____ Supplied material

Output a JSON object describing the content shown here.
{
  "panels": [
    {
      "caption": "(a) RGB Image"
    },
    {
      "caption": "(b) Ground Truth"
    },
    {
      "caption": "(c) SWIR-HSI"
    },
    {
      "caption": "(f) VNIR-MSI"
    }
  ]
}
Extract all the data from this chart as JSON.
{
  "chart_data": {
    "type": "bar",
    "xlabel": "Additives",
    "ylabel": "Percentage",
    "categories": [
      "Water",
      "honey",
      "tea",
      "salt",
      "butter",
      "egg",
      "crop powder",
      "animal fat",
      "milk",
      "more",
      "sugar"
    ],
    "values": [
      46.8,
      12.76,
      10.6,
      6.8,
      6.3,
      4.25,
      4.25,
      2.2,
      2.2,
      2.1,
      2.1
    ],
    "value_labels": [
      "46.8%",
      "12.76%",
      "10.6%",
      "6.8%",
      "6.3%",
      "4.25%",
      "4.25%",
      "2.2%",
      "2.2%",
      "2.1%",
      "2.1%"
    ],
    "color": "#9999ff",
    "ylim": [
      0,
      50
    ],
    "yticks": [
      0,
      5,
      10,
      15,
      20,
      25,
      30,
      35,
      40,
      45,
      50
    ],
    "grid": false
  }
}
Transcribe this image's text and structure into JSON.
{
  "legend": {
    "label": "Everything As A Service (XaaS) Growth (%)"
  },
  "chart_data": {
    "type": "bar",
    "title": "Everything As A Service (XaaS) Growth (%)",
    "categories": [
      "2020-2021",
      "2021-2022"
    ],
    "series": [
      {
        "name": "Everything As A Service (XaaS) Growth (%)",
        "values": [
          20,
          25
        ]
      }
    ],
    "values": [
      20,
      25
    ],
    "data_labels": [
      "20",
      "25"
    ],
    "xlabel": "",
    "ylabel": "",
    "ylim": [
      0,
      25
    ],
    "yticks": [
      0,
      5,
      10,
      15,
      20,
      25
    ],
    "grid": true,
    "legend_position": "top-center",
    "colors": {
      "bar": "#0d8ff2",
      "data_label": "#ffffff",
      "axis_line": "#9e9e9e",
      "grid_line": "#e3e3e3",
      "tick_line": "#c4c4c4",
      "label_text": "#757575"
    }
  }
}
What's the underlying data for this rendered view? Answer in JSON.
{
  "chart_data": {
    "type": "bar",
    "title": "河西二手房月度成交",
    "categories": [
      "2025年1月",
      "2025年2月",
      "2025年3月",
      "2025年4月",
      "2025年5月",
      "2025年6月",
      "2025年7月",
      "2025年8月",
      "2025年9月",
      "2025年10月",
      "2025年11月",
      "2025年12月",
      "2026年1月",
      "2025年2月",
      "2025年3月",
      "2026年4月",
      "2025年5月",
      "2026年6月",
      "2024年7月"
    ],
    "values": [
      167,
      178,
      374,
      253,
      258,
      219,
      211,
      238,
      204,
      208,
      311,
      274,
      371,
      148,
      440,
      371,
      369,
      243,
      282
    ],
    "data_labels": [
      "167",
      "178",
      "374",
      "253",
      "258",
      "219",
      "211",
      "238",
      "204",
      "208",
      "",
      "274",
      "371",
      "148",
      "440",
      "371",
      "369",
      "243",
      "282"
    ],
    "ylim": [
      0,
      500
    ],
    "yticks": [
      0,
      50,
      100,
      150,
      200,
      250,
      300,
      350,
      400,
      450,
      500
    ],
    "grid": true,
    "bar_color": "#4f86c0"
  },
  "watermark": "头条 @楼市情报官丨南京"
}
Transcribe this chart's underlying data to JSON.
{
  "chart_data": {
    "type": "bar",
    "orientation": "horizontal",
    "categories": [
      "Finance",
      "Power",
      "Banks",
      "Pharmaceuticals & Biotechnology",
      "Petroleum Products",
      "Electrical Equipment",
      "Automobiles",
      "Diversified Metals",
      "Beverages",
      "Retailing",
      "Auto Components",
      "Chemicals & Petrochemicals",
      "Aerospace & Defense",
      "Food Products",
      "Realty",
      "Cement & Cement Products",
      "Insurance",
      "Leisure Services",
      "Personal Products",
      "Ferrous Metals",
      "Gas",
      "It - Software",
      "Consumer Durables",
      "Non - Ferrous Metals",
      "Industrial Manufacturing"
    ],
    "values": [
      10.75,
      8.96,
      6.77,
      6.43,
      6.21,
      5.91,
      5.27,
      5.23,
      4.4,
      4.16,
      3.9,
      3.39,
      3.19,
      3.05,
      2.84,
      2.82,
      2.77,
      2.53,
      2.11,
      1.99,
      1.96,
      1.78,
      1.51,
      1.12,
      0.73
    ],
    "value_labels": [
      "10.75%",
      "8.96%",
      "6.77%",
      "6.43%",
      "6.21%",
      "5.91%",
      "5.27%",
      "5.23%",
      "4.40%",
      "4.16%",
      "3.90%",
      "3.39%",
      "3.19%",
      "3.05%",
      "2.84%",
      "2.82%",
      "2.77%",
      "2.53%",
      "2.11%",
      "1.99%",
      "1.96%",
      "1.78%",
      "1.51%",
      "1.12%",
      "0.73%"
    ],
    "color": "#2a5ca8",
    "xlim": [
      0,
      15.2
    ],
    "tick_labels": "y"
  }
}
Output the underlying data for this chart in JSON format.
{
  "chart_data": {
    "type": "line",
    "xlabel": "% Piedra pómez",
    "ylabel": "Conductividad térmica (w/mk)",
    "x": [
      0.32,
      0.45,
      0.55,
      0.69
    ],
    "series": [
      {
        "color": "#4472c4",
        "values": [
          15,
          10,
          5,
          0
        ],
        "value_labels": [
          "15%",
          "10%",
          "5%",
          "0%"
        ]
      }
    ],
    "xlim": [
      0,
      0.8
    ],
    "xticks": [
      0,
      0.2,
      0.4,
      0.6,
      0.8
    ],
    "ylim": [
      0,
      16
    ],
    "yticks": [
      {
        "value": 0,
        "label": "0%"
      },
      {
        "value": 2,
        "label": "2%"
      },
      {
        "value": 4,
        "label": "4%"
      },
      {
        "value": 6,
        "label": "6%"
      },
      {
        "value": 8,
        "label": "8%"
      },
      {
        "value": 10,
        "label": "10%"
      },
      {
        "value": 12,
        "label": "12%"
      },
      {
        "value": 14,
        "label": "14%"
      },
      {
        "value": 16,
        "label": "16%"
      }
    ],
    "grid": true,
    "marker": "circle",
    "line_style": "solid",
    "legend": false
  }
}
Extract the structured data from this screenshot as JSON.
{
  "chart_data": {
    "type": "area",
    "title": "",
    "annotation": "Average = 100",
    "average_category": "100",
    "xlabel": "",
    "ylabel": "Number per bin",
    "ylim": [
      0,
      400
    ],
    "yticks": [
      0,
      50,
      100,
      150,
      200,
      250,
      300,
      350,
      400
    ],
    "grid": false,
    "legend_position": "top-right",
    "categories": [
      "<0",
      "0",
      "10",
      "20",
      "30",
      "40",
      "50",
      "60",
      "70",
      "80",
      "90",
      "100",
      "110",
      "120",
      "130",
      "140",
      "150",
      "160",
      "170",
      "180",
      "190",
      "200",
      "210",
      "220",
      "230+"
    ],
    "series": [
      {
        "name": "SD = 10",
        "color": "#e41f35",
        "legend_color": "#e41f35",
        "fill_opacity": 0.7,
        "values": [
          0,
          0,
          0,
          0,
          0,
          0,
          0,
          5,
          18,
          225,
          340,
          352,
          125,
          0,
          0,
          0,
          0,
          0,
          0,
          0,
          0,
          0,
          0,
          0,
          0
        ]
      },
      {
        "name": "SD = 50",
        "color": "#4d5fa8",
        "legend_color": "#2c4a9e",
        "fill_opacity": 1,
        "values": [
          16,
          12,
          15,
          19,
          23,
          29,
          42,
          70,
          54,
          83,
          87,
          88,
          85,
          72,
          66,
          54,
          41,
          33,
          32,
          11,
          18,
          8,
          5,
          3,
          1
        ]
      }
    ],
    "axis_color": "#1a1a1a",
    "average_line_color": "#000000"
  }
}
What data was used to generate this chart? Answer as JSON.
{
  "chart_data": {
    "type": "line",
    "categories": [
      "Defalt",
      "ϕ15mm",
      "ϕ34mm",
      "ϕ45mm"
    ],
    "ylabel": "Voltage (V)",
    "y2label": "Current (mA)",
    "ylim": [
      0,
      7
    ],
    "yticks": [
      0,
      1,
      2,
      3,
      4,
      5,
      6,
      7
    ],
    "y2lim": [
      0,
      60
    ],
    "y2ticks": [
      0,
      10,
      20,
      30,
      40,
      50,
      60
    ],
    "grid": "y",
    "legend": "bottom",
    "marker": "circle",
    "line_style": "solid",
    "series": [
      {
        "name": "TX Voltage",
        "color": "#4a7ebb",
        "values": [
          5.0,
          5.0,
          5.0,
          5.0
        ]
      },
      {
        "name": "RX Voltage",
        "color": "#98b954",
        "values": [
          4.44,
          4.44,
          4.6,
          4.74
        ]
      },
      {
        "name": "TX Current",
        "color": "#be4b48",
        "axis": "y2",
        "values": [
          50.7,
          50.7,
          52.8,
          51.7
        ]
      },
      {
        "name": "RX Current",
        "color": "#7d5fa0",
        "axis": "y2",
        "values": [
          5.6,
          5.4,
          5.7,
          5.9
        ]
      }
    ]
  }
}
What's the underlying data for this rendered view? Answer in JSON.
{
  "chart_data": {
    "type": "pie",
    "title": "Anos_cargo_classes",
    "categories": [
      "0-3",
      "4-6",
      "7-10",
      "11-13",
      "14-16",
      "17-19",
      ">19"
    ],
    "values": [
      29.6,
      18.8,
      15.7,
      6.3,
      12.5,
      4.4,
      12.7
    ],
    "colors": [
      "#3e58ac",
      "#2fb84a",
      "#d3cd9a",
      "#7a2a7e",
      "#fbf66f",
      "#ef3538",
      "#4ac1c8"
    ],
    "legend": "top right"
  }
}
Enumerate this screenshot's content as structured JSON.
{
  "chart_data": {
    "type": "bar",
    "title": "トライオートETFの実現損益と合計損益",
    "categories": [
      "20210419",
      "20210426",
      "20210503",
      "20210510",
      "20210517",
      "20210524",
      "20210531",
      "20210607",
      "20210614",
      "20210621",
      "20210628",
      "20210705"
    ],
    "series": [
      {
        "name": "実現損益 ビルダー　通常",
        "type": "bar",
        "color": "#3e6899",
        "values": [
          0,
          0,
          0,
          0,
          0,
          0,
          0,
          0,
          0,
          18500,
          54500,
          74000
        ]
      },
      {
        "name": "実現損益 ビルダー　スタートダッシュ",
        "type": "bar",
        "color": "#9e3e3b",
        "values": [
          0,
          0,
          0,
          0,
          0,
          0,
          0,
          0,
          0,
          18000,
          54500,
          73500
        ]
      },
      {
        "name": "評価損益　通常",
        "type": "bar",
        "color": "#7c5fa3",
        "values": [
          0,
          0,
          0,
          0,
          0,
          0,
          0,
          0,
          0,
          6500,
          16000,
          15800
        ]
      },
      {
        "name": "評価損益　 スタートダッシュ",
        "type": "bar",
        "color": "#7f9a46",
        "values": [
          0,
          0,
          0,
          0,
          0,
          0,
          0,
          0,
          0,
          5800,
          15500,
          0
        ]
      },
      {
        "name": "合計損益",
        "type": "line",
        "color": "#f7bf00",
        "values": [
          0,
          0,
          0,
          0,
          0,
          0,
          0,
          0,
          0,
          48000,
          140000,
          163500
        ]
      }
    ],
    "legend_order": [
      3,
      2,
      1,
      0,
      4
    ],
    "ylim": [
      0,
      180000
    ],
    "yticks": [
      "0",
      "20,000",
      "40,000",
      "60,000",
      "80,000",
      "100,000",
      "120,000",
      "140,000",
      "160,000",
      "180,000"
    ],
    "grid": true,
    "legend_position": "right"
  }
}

________

> [What the exercise asks]: Check each line of the records for "xlabel" and copy the ones that contain it.

> [Worked answer]:
    "xlabel": "Additives",
    "xlabel": "",
    "xlabel": "% Piedra pómez",
    "xlabel": "",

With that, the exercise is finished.